Task instructions: Repeat the records exactly. Every line must match.
+++
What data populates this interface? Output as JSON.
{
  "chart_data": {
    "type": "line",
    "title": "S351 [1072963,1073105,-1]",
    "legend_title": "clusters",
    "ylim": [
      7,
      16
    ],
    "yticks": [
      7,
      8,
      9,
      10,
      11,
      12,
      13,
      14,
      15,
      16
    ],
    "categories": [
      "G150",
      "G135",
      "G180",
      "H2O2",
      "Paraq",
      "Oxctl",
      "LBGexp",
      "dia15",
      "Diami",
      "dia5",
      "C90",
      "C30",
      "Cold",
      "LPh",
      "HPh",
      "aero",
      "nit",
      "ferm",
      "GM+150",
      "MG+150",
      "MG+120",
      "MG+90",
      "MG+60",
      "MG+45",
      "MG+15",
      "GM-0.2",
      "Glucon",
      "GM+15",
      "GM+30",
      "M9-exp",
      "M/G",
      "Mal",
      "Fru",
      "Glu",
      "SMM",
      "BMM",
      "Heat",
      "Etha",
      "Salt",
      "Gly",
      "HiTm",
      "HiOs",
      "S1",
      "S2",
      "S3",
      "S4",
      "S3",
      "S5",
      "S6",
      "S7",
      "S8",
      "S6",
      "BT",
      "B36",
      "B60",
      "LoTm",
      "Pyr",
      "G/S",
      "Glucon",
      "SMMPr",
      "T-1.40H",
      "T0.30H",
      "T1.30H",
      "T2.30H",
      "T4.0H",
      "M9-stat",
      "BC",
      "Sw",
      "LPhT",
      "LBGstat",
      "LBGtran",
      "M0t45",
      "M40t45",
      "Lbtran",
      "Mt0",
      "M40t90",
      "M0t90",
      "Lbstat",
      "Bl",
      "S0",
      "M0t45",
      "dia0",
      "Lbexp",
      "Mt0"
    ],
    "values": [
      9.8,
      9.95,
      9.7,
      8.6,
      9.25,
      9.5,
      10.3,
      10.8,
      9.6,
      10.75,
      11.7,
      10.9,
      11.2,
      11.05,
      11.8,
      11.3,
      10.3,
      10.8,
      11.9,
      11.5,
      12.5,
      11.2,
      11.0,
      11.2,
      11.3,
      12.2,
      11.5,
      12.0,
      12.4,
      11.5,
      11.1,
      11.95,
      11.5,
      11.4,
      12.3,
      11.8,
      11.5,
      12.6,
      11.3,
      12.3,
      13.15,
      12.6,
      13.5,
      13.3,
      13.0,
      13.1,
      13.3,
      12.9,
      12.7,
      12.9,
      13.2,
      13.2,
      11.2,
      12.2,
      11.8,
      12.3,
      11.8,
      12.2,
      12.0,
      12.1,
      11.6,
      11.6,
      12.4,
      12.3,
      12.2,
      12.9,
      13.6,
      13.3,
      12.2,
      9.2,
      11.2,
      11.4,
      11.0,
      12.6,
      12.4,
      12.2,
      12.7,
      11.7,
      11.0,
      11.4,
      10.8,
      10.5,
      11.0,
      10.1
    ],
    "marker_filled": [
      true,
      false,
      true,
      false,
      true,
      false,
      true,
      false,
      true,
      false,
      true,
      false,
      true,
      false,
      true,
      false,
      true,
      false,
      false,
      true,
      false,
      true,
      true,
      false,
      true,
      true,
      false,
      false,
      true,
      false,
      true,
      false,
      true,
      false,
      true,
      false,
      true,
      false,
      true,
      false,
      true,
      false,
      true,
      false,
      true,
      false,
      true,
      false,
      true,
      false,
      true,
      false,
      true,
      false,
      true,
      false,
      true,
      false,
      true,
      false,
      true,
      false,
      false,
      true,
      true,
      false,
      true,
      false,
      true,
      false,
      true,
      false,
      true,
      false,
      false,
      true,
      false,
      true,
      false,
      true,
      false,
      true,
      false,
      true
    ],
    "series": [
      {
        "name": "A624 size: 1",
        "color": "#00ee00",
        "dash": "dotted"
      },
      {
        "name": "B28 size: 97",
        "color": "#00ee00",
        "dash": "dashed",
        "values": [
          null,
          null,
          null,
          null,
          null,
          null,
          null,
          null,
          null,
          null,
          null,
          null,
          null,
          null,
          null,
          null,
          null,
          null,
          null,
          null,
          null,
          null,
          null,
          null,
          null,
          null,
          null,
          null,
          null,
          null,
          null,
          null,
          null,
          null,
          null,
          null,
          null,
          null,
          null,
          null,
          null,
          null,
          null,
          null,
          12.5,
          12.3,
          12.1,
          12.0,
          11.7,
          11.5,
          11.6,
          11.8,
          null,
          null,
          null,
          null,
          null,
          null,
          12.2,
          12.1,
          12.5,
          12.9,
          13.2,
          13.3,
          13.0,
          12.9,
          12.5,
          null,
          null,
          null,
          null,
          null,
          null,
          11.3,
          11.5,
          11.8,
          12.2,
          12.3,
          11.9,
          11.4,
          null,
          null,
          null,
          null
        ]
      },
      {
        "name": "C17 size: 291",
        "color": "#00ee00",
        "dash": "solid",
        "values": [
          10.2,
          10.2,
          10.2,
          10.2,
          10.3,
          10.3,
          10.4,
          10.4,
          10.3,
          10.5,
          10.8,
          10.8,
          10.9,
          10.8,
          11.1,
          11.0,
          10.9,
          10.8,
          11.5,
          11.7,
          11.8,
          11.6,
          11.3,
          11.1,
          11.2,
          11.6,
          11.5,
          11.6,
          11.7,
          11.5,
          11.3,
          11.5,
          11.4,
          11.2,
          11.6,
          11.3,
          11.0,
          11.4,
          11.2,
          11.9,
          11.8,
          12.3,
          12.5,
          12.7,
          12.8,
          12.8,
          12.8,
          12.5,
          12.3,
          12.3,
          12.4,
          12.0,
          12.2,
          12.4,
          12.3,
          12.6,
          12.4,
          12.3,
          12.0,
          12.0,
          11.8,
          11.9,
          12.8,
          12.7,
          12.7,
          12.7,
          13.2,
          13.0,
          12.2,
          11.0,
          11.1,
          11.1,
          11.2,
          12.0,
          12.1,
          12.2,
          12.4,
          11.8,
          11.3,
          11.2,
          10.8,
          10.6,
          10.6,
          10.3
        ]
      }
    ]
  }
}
+++
Task output:
What data populates this interface? Output as JSON.
{
  "chart_data": {
    "type": "line",
    "title": "S351 [1072963,1073105,-1]",
    "legend_title": "clusters",
    "ylim": [
      7,
      16
    ],
    "yticks": [
      7,
      8,
      9,
      10,
      11,
      12,
      13,
      14,
      15,
      16
    ],
    "categories": [
      "G150",
      "G135",
      "G180",
      "H2O2",
      "Paraq",
      "Oxctl",
      "LBGexp",
      "dia15",
      "Diami",
      "dia5",
      "C90",
      "C30",
      "Cold",
      "LPh",
      "HPh",
      "aero",
      "nit",
      "ferm",
      "GM+150",
      "MG+150",
      "MG+120",
      "MG+90",
      "MG+60",
      "MG+45",
      "MG+15",
      "GM-0.2",
      "Glucon",
      "GM+15",
      "GM+30",
      "M9-exp",
      "M/G",
      "Mal",
      "Fru",
      "Glu",
      "SMM",
      "BMM",
      "Heat",
      "Etha",
      "Salt",
      "Gly",
      "HiTm",
      "HiOs",
      "S1",
      "S2",
      "S3",
      "S4",
      "S3",
      "S5",
      "S6",
      "S7",
      "S8",
      "S6",
      "BT",
      "B36",
      "B60",
      "LoTm",
      "Pyr",
      "G/S",
      "Glucon",
      "SMMPr",
      "T-1.40H",
      "T0.30H",
      "T1.30H",
      "T2.30H",
      "T4.0H",
      "M9-stat",
      "BC",
      "Sw",
      "LPhT",
      "LBGstat",
      "LBGtran",
      "M0t45",
      "M40t45",
      "Lbtran",
      "Mt0",
      "M40t90",
      "M0t90",
      "Lbstat",
      "Bl",
      "S0",
      "M0t45",
      "dia0",
      "Lbexp",
      "Mt0"
    ],
    "values": [
      9.8,
      9.95,
      9.7,
      8.6,
      9.25,
      9.5,
      10.3,
      10.8,
      9.6,
      10.75,
      11.7,
      10.9,
      11.2,
      11.05,
      11.8,
      11.3,
      10.3,
      10.8,
      11.9,
      11.5,
      12.5,
      11.2,
      11.0,
      11.2,
      11.3,
      12.2,
      11.5,
      12.0,
      12.4,
      11.5,
      11.1,
      11.95,
      11.5,
      11.4,
      12.3,
      11.8,
      11.5,
      12.6,
      11.3,
      12.3,
      13.15,
      12.6,
      13.5,
      13.3,
      13.0,
      13.1,
      13.3,
      12.9,
      12.7,
      12.9,
      13.2,
      13.2,
      11.2,
      12.2,
      11.8,
      12.3,
      11.8,
      12.2,
      12.0,
      12.1,
      11.6,
      11.6,
      12.4,
      12.3,
      12.2,
      12.9,
      13.6,
      13.3,
      12.2,
      9.2,
      11.2,
      11.4,
      11.0,
      12.6,
      12.4,
      12.2,
      12.7,
      11.7,
      11.0,
      11.4,
      10.8,
      10.5,
      11.0,
      10.1
    ],
    "marker_filled": [
      true,
      false,
      true,
      false,
      true,
      false,
      true,
      false,
      true,
      false,
      true,
      false,
      true,
      false,
      true,
      false,
      true,
      false,
      false,
      true,
      false,
      true,
      true,
      false,
      true,
      true,
      false,
      false,
      true,
      false,
      true,
      false,
      true,
      false,
      true,
      false,
      true,
      false,
      true,
      false,
      true,
      false,
      true,
      false,
      true,
      false,
      true,
      false,
      true,
      false,
      true,
      false,
      true,
      false,
      true,
      false,
      true,
      false,
      true,
      false,
      true,
      false,
      false,
      true,
      true,
      false,
      true,
      false,
      true,
      false,
      true,
      false,
      true,
      false,
      false,
      true,
      false,
      true,
      false,
      true,
      false,
      true,
      false,
      true
    ],
    "series": [
      {
        "name": "A624 size: 1",
        "color": "#00ee00",
        "dash": "dotted"
      },
      {
        "name": "B28 size: 97",
        "color": "#00ee00",
        "dash": "dashed",
        "values": [
          null,
          null,
          null,
          null,
          null,
          null,
          null,
          null,
          null,
          null,
          null,
          null,
          null,
          null,
          null,
          null,
          null,
          null,
          null,
          null,
          null,
          null,
          null,
          null,
          null,
          null,
          null,
          null,
          null,
          null,
          null,
          null,
          null,
          null,
          null,
          null,
          null,
          null,
          null,
          null,
          null,
          null,
          null,
          null,
          12.5,
          12.3,
          12.1,
          12.0,
          11.7,
          11.5,
          11.6,
          11.8,
          null,
          null,
          null,
          null,
          null,
          null,
          12.2,
          12.1,
          12.5,
          12.9,
          13.2,
          13.3,
          13.0,
          12.9,
          12.5,
          null,
          null,
          null,
          null,
          null,
          null,
          11.3,
          11.5,
          11.8,
          12.2,
          12.3,
          11.9,
          11.4,
          null,
          null,
          null,
          null
        ]
      },
      {
        "name": "C17 size: 291",
        "color": "#00ee00",
        "dash": "solid",
        "values": [
          10.2,
          10.2,
          10.2,
          10.2,
          10.3,
          10.3,
          10.4,
          10.4,
          10.3,
          10.5,
          10.8,
          10.8,
          10.9,
          10.8,
          11.1,
          11.0,
          10.9,
          10.8,
          11.5,
          11.7,
          11.8,
          11.6,
          11.3,
          11.1,
          11.2,
          11.6,
          11.5,
          11.6,
          11.7,
          11.5,
          11.3,
          11.5,
          11.4,
          11.2,
          11.6,
          11.3,
          11.0,
          11.4,
          11.2,
          11.9,
          11.8,
          12.3,
          12.5,
          12.7,
          12.8,
          12.8,
          12.8,
          12.5,
          12.3,
          12.3,
          12.4,
          12.0,
          12.2,
          12.4,
          12.3,
          12.6,
          12.4,
          12.3,
          12.0,
          12.0,
          11.8,
          11.9,
          12.8,
          12.7,
          12.7,
          12.7,
          13.2,
          13.0,
          12.2,
          11.0,
          11.1,
          11.1,
          11.2,
          12.0,
          12.1,
          12.2,
          12.4,
          11.8,
          11.3,
          11.2,
          10.8,
          10.6,
          10.6,
          10.3
        ]
      }
    ]
  }
}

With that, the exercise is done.